* [Directions]:
Provide an exact copy of the data, excluding the images.

* [Record list]:
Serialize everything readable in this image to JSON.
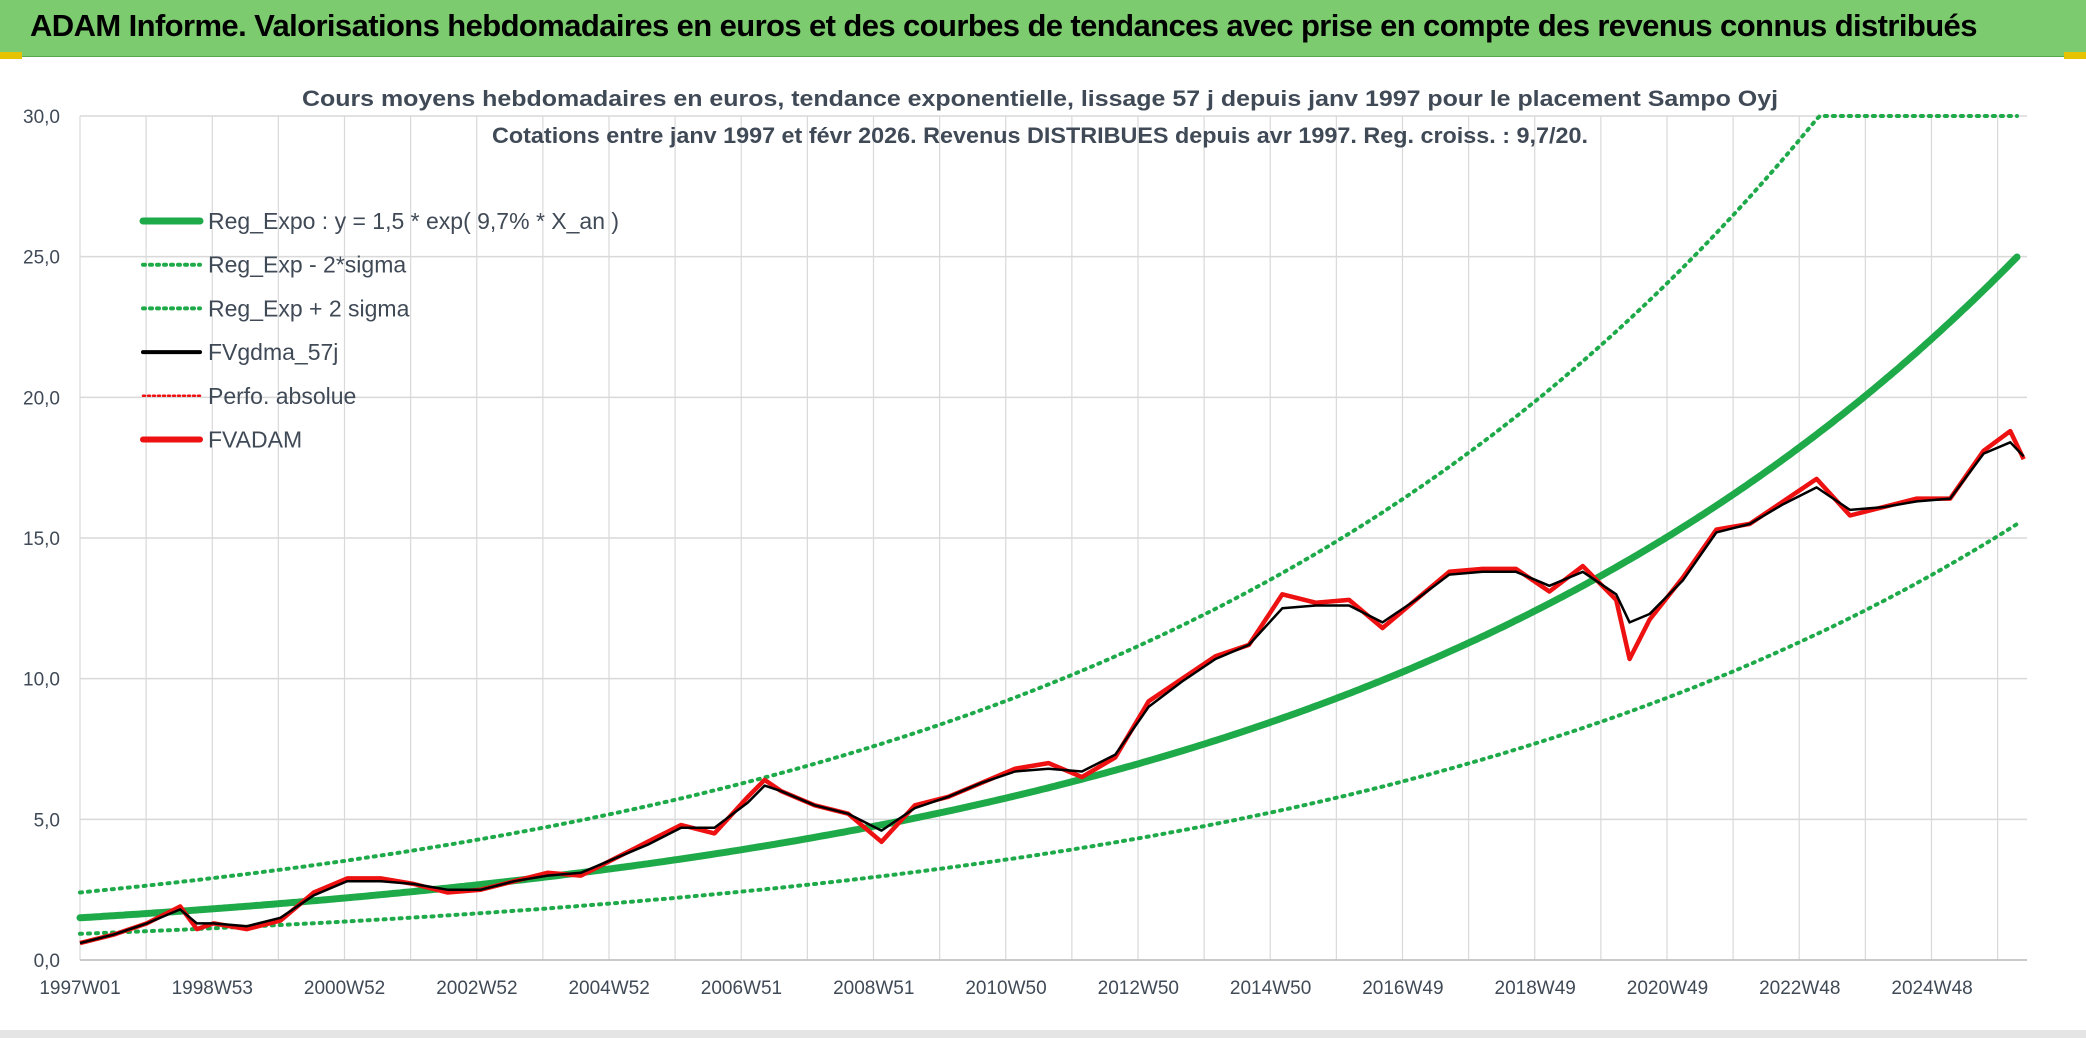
{
  "header": {
    "banner_title": "ADAM Informe. Valorisations hebdomadaires en euros et des courbes de tendances avec prise en compte des revenus connus distribués"
  },
  "colors": {
    "banner_bg": "#7ccb6e",
    "reg_green": "#1faa4a",
    "black": "#000000",
    "red": "#ee1111",
    "grid": "#d9d9d9"
  },
  "chart_data": {
    "type": "line",
    "title": "Cours moyens hebdomadaires en euros, tendance exponentielle, lissage 57 j depuis janv 1997 pour le placement Sampo Oyj",
    "subtitle": "Cotations entre janv 1997 et févr 2026. Revenus DISTRIBUES depuis avr 1997. Reg. croiss. : 9,7/20.",
    "xlabel": "",
    "ylabel": "",
    "x_ticks": [
      "1997W01",
      "1998W53",
      "2000W52",
      "2002W52",
      "2004W52",
      "2006W51",
      "2008W51",
      "2010W50",
      "2012W50",
      "2014W50",
      "2016W49",
      "2018W49",
      "2020W49",
      "2022W48",
      "2024W48"
    ],
    "x_range": [
      1997.0,
      2026.15
    ],
    "ylim": [
      0,
      30
    ],
    "y_ticks": [
      "0,0",
      "5,0",
      "10,0",
      "15,0",
      "20,0",
      "25,0",
      "30,0"
    ],
    "y_tick_values": [
      0,
      5,
      10,
      15,
      20,
      25,
      30
    ],
    "grid": true,
    "legend_position": "top-left",
    "legend": [
      "Reg_Expo : y = 1,5 * exp( 9,7% *  X_an )",
      "Reg_Exp - 2*sigma",
      "Reg_Exp + 2 sigma",
      "FVgdma_57j",
      "Perfo. absolue",
      "FVADAM"
    ],
    "regression": {
      "a": 1.5,
      "rate": 0.097,
      "start_year": 1997.0,
      "lower_factor": 0.62,
      "upper_factor": 1.6
    },
    "series": [
      {
        "name": "FVADAM",
        "x": [
          1997.0,
          1997.5,
          1998.0,
          1998.5,
          1998.75,
          1999.0,
          1999.5,
          2000.0,
          2000.5,
          2001.0,
          2001.5,
          2002.0,
          2002.5,
          2003.0,
          2003.5,
          2004.0,
          2004.5,
          2005.0,
          2005.5,
          2006.0,
          2006.5,
          2007.0,
          2007.25,
          2007.5,
          2008.0,
          2008.5,
          2009.0,
          2009.5,
          2010.0,
          2010.5,
          2011.0,
          2011.5,
          2012.0,
          2012.5,
          2013.0,
          2013.5,
          2014.0,
          2014.5,
          2015.0,
          2015.5,
          2016.0,
          2016.5,
          2017.0,
          2017.5,
          2018.0,
          2018.5,
          2019.0,
          2019.5,
          2020.0,
          2020.2,
          2020.5,
          2021.0,
          2021.5,
          2022.0,
          2022.5,
          2023.0,
          2023.5,
          2024.0,
          2024.5,
          2025.0,
          2025.5,
          2025.9,
          2026.1
        ],
        "y": [
          0.6,
          0.9,
          1.3,
          1.9,
          1.1,
          1.3,
          1.1,
          1.4,
          2.4,
          2.9,
          2.9,
          2.7,
          2.4,
          2.5,
          2.8,
          3.1,
          3.0,
          3.6,
          4.2,
          4.8,
          4.5,
          5.8,
          6.4,
          6.0,
          5.5,
          5.2,
          4.2,
          5.5,
          5.8,
          6.3,
          6.8,
          7.0,
          6.5,
          7.2,
          9.2,
          10.0,
          10.8,
          11.2,
          13.0,
          12.7,
          12.8,
          11.8,
          12.8,
          13.8,
          13.9,
          13.9,
          13.1,
          14.0,
          12.8,
          10.7,
          12.1,
          13.6,
          15.3,
          15.5,
          16.3,
          17.1,
          15.8,
          16.1,
          16.4,
          16.4,
          18.1,
          18.8,
          17.8
        ]
      },
      {
        "name": "FVgdma_57j",
        "x": [
          1997.0,
          1997.5,
          1998.0,
          1998.5,
          1998.75,
          1999.0,
          1999.5,
          2000.0,
          2000.5,
          2001.0,
          2001.5,
          2002.0,
          2002.5,
          2003.0,
          2003.5,
          2004.0,
          2004.5,
          2005.0,
          2005.5,
          2006.0,
          2006.5,
          2007.0,
          2007.25,
          2007.5,
          2008.0,
          2008.5,
          2009.0,
          2009.5,
          2010.0,
          2010.5,
          2011.0,
          2011.5,
          2012.0,
          2012.5,
          2013.0,
          2013.5,
          2014.0,
          2014.5,
          2015.0,
          2015.5,
          2016.0,
          2016.5,
          2017.0,
          2017.5,
          2018.0,
          2018.5,
          2019.0,
          2019.5,
          2020.0,
          2020.2,
          2020.5,
          2021.0,
          2021.5,
          2022.0,
          2022.5,
          2023.0,
          2023.5,
          2024.0,
          2024.5,
          2025.0,
          2025.5,
          2025.9,
          2026.1
        ],
        "y": [
          0.6,
          0.9,
          1.3,
          1.8,
          1.3,
          1.3,
          1.2,
          1.5,
          2.3,
          2.8,
          2.8,
          2.7,
          2.5,
          2.5,
          2.8,
          3.0,
          3.1,
          3.6,
          4.1,
          4.7,
          4.7,
          5.6,
          6.2,
          6.0,
          5.5,
          5.2,
          4.6,
          5.4,
          5.8,
          6.3,
          6.7,
          6.8,
          6.7,
          7.3,
          9.0,
          9.9,
          10.7,
          11.2,
          12.5,
          12.6,
          12.6,
          12.0,
          12.8,
          13.7,
          13.8,
          13.8,
          13.3,
          13.8,
          13.0,
          12.0,
          12.3,
          13.5,
          15.2,
          15.5,
          16.2,
          16.8,
          16.0,
          16.1,
          16.3,
          16.4,
          18.0,
          18.4,
          17.9
        ]
      }
    ]
  }
}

* [Exercise output]:
Serialize everything readable in this image to JSON.
{
  "header": {
    "banner_title": "ADAM Informe. Valorisations hebdomadaires en euros et des courbes de tendances avec prise en compte des revenus connus distribués"
  },
  "colors": {
    "banner_bg": "#7ccb6e",
    "reg_green": "#1faa4a",
    "black": "#000000",
    "red": "#ee1111",
    "grid": "#d9d9d9"
  },
  "chart_data": {
    "type": "line",
    "title": "Cours moyens hebdomadaires en euros, tendance exponentielle, lissage 57 j depuis janv 1997 pour le placement Sampo Oyj",
    "subtitle": "Cotations entre janv 1997 et févr 2026. Revenus DISTRIBUES depuis avr 1997. Reg. croiss. : 9,7/20.",
    "xlabel": "",
    "ylabel": "",
    "x_ticks": [
      "1997W01",
      "1998W53",
      "2000W52",
      "2002W52",
      "2004W52",
      "2006W51",
      "2008W51",
      "2010W50",
      "2012W50",
      "2014W50",
      "2016W49",
      "2018W49",
      "2020W49",
      "2022W48",
      "2024W48"
    ],
    "x_range": [
      1997.0,
      2026.15
    ],
    "ylim": [
      0,
      30
    ],
    "y_ticks": [
      "0,0",
      "5,0",
      "10,0",
      "15,0",
      "20,0",
      "25,0",
      "30,0"
    ],
    "y_tick_values": [
      0,
      5,
      10,
      15,
      20,
      25,
      30
    ],
    "grid": true,
    "legend_position": "top-left",
    "legend": [
      "Reg_Expo : y = 1,5 * exp( 9,7% *  X_an )",
      "Reg_Exp - 2*sigma",
      "Reg_Exp + 2 sigma",
      "FVgdma_57j",
      "Perfo. absolue",
      "FVADAM"
    ],
    "regression": {
      "a": 1.5,
      "rate": 0.097,
      "start_year": 1997.0,
      "lower_factor": 0.62,
      "upper_factor": 1.6
    },
    "series": [
      {
        "name": "FVADAM",
        "x": [
          1997.0,
          1997.5,
          1998.0,
          1998.5,
          1998.75,
          1999.0,
          1999.5,
          2000.0,
          2000.5,
          2001.0,
          2001.5,
          2002.0,
          2002.5,
          2003.0,
          2003.5,
          2004.0,
          2004.5,
          2005.0,
          2005.5,
          2006.0,
          2006.5,
          2007.0,
          2007.25,
          2007.5,
          2008.0,
          2008.5,
          2009.0,
          2009.5,
          2010.0,
          2010.5,
          2011.0,
          2011.5,
          2012.0,
          2012.5,
          2013.0,
          2013.5,
          2014.0,
          2014.5,
          2015.0,
          2015.5,
          2016.0,
          2016.5,
          2017.0,
          2017.5,
          2018.0,
          2018.5,
          2019.0,
          2019.5,
          2020.0,
          2020.2,
          2020.5,
          2021.0,
          2021.5,
          2022.0,
          2022.5,
          2023.0,
          2023.5,
          2024.0,
          2024.5,
          2025.0,
          2025.5,
          2025.9,
          2026.1
        ],
        "y": [
          0.6,
          0.9,
          1.3,
          1.9,
          1.1,
          1.3,
          1.1,
          1.4,
          2.4,
          2.9,
          2.9,
          2.7,
          2.4,
          2.5,
          2.8,
          3.1,
          3.0,
          3.6,
          4.2,
          4.8,
          4.5,
          5.8,
          6.4,
          6.0,
          5.5,
          5.2,
          4.2,
          5.5,
          5.8,
          6.3,
          6.8,
          7.0,
          6.5,
          7.2,
          9.2,
          10.0,
          10.8,
          11.2,
          13.0,
          12.7,
          12.8,
          11.8,
          12.8,
          13.8,
          13.9,
          13.9,
          13.1,
          14.0,
          12.8,
          10.7,
          12.1,
          13.6,
          15.3,
          15.5,
          16.3,
          17.1,
          15.8,
          16.1,
          16.4,
          16.4,
          18.1,
          18.8,
          17.8
        ]
      },
      {
        "name": "FVgdma_57j",
        "x": [
          1997.0,
          1997.5,
          1998.0,
          1998.5,
          1998.75,
          1999.0,
          1999.5,
          2000.0,
          2000.5,
          2001.0,
          2001.5,
          2002.0,
          2002.5,
          2003.0,
          2003.5,
          2004.0,
          2004.5,
          2005.0,
          2005.5,
          2006.0,
          2006.5,
          2007.0,
          2007.25,
          2007.5,
          2008.0,
          2008.5,
          2009.0,
          2009.5,
          2010.0,
          2010.5,
          2011.0,
          2011.5,
          2012.0,
          2012.5,
          2013.0,
          2013.5,
          2014.0,
          2014.5,
          2015.0,
          2015.5,
          2016.0,
          2016.5,
          2017.0,
          2017.5,
          2018.0,
          2018.5,
          2019.0,
          2019.5,
          2020.0,
          2020.2,
          2020.5,
          2021.0,
          2021.5,
          2022.0,
          2022.5,
          2023.0,
          2023.5,
          2024.0,
          2024.5,
          2025.0,
          2025.5,
          2025.9,
          2026.1
        ],
        "y": [
          0.6,
          0.9,
          1.3,
          1.8,
          1.3,
          1.3,
          1.2,
          1.5,
          2.3,
          2.8,
          2.8,
          2.7,
          2.5,
          2.5,
          2.8,
          3.0,
          3.1,
          3.6,
          4.1,
          4.7,
          4.7,
          5.6,
          6.2,
          6.0,
          5.5,
          5.2,
          4.6,
          5.4,
          5.8,
          6.3,
          6.7,
          6.8,
          6.7,
          7.3,
          9.0,
          9.9,
          10.7,
          11.2,
          12.5,
          12.6,
          12.6,
          12.0,
          12.8,
          13.7,
          13.8,
          13.8,
          13.3,
          13.8,
          13.0,
          12.0,
          12.3,
          13.5,
          15.2,
          15.5,
          16.2,
          16.8,
          16.0,
          16.1,
          16.3,
          16.4,
          18.0,
          18.4,
          17.9
        ]
      }
    ]
  }
}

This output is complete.